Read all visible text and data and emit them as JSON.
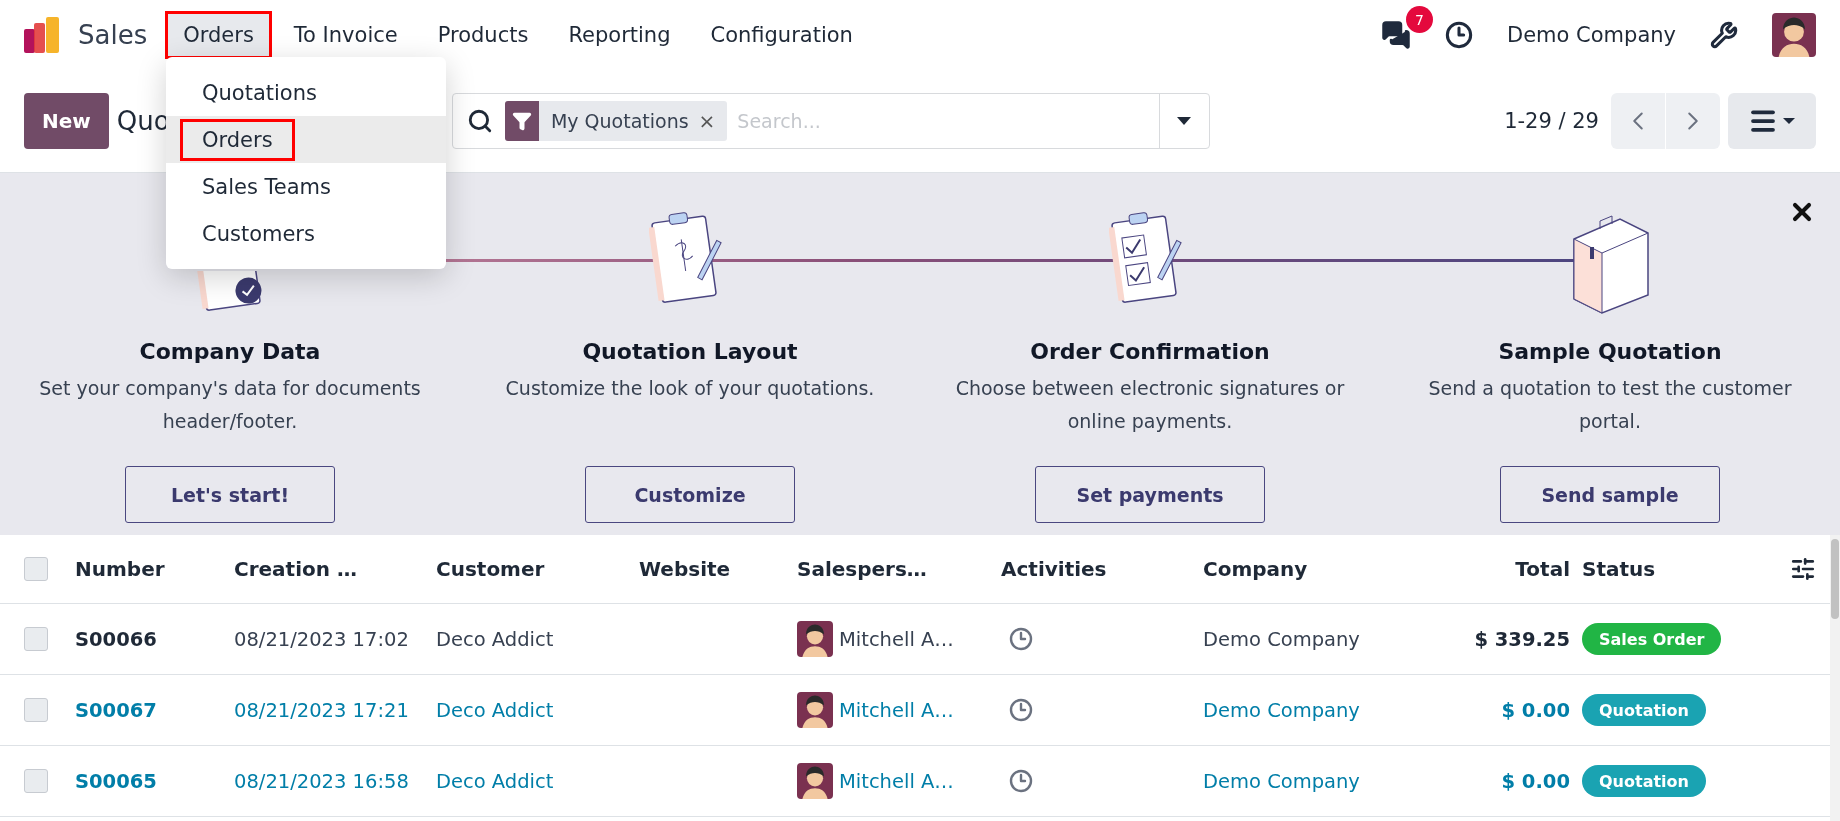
{
  "navbar": {
    "app_name": "Sales",
    "menu": [
      {
        "label": "Orders",
        "open": true,
        "highlighted": true
      },
      {
        "label": "To Invoice",
        "open": false,
        "highlighted": false
      },
      {
        "label": "Products",
        "open": false,
        "highlighted": false
      },
      {
        "label": "Reporting",
        "open": false,
        "highlighted": false
      },
      {
        "label": "Configuration",
        "open": false,
        "highlighted": false
      }
    ],
    "messages_badge": "7",
    "company": "Demo Company"
  },
  "orders_menu": {
    "items": [
      {
        "label": "Quotations",
        "selected": false,
        "highlighted": false
      },
      {
        "label": "Orders",
        "selected": true,
        "highlighted": true
      },
      {
        "label": "Sales Teams",
        "selected": false,
        "highlighted": false
      },
      {
        "label": "Customers",
        "selected": false,
        "highlighted": false
      }
    ]
  },
  "control_panel": {
    "new_button": "New",
    "title": "Quo",
    "search": {
      "facet": "My Quotations",
      "facet_remove": "×",
      "placeholder": "Search..."
    },
    "pager": "1-29 / 29"
  },
  "onboarding": {
    "steps": [
      {
        "kind": "company",
        "title": "Company Data",
        "description": "Set your company's data for documents header/footer.",
        "button": "Let's start!"
      },
      {
        "kind": "layout",
        "title": "Quotation Layout",
        "description": "Customize the look of your quotations.",
        "button": "Customize"
      },
      {
        "kind": "confirmation",
        "title": "Order Confirmation",
        "description": "Choose between electronic signatures or online payments.",
        "button": "Set payments"
      },
      {
        "kind": "sample",
        "title": "Sample Quotation",
        "description": "Send a quotation to test the customer portal.",
        "button": "Send sample"
      }
    ]
  },
  "table": {
    "select_all_checked": false,
    "columns": [
      {
        "label": "Number"
      },
      {
        "label": "Creation …"
      },
      {
        "label": "Customer"
      },
      {
        "label": "Website"
      },
      {
        "label": "Salespers…"
      },
      {
        "label": "Activities"
      },
      {
        "label": "Company"
      },
      {
        "label": "Total"
      },
      {
        "label": "Status"
      }
    ],
    "rows": [
      {
        "kind": "order",
        "checked": false,
        "number": "S00066",
        "creation": "08/21/2023 17:02",
        "customer": "Deco Addict",
        "salesperson": "Mitchell A…",
        "company": "Demo Company",
        "total": "$ 339.25",
        "status": {
          "label": "Sales Order",
          "color": "#21b545"
        }
      },
      {
        "kind": "quotation",
        "checked": false,
        "number": "S00067",
        "creation": "08/21/2023 17:21",
        "customer": "Deco Addict",
        "salesperson": "Mitchell A…",
        "company": "Demo Company",
        "total": "$ 0.00",
        "status": {
          "label": "Quotation",
          "color": "#1aa3b2"
        }
      },
      {
        "kind": "quotation",
        "checked": false,
        "number": "S00065",
        "creation": "08/21/2023 16:58",
        "customer": "Deco Addict",
        "salesperson": "Mitchell A…",
        "company": "Demo Company",
        "total": "$ 0.00",
        "status": {
          "label": "Quotation",
          "color": "#1aa3b2"
        }
      }
    ]
  }
}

◇ ◇ ◇ ◇ ◇ ◇ ◇

**What this task involves**
Repeat the material above verbatim, with no pictures in the output.

**Result for this task**
Read all visible text and data and emit them as JSON.
{
  "navbar": {
    "app_name": "Sales",
    "menu": [
      {
        "label": "Orders",
        "open": true,
        "highlighted": true
      },
      {
        "label": "To Invoice",
        "open": false,
        "highlighted": false
      },
      {
        "label": "Products",
        "open": false,
        "highlighted": false
      },
      {
        "label": "Reporting",
        "open": false,
        "highlighted": false
      },
      {
        "label": "Configuration",
        "open": false,
        "highlighted": false
      }
    ],
    "messages_badge": "7",
    "company": "Demo Company"
  },
  "orders_menu": {
    "items": [
      {
        "label": "Quotations",
        "selected": false,
        "highlighted": false
      },
      {
        "label": "Orders",
        "selected": true,
        "highlighted": true
      },
      {
        "label": "Sales Teams",
        "selected": false,
        "highlighted": false
      },
      {
        "label": "Customers",
        "selected": false,
        "highlighted": false
      }
    ]
  },
  "control_panel": {
    "new_button": "New",
    "title": "Quo",
    "search": {
      "facet": "My Quotations",
      "facet_remove": "×",
      "placeholder": "Search..."
    },
    "pager": "1-29 / 29"
  },
  "onboarding": {
    "steps": [
      {
        "kind": "company",
        "title": "Company Data",
        "description": "Set your company's data for documents header/footer.",
        "button": "Let's start!"
      },
      {
        "kind": "layout",
        "title": "Quotation Layout",
        "description": "Customize the look of your quotations.",
        "button": "Customize"
      },
      {
        "kind": "confirmation",
        "title": "Order Confirmation",
        "description": "Choose between electronic signatures or online payments.",
        "button": "Set payments"
      },
      {
        "kind": "sample",
        "title": "Sample Quotation",
        "description": "Send a quotation to test the customer portal.",
        "button": "Send sample"
      }
    ]
  },
  "table": {
    "select_all_checked": false,
    "columns": [
      {
        "label": "Number"
      },
      {
        "label": "Creation …"
      },
      {
        "label": "Customer"
      },
      {
        "label": "Website"
      },
      {
        "label": "Salespers…"
      },
      {
        "label": "Activities"
      },
      {
        "label": "Company"
      },
      {
        "label": "Total"
      },
      {
        "label": "Status"
      }
    ],
    "rows": [
      {
        "kind": "order",
        "checked": false,
        "number": "S00066",
        "creation": "08/21/2023 17:02",
        "customer": "Deco Addict",
        "salesperson": "Mitchell A…",
        "company": "Demo Company",
        "total": "$ 339.25",
        "status": {
          "label": "Sales Order",
          "color": "#21b545"
        }
      },
      {
        "kind": "quotation",
        "checked": false,
        "number": "S00067",
        "creation": "08/21/2023 17:21",
        "customer": "Deco Addict",
        "salesperson": "Mitchell A…",
        "company": "Demo Company",
        "total": "$ 0.00",
        "status": {
          "label": "Quotation",
          "color": "#1aa3b2"
        }
      },
      {
        "kind": "quotation",
        "checked": false,
        "number": "S00065",
        "creation": "08/21/2023 16:58",
        "customer": "Deco Addict",
        "salesperson": "Mitchell A…",
        "company": "Demo Company",
        "total": "$ 0.00",
        "status": {
          "label": "Quotation",
          "color": "#1aa3b2"
        }
      }
    ]
  }
}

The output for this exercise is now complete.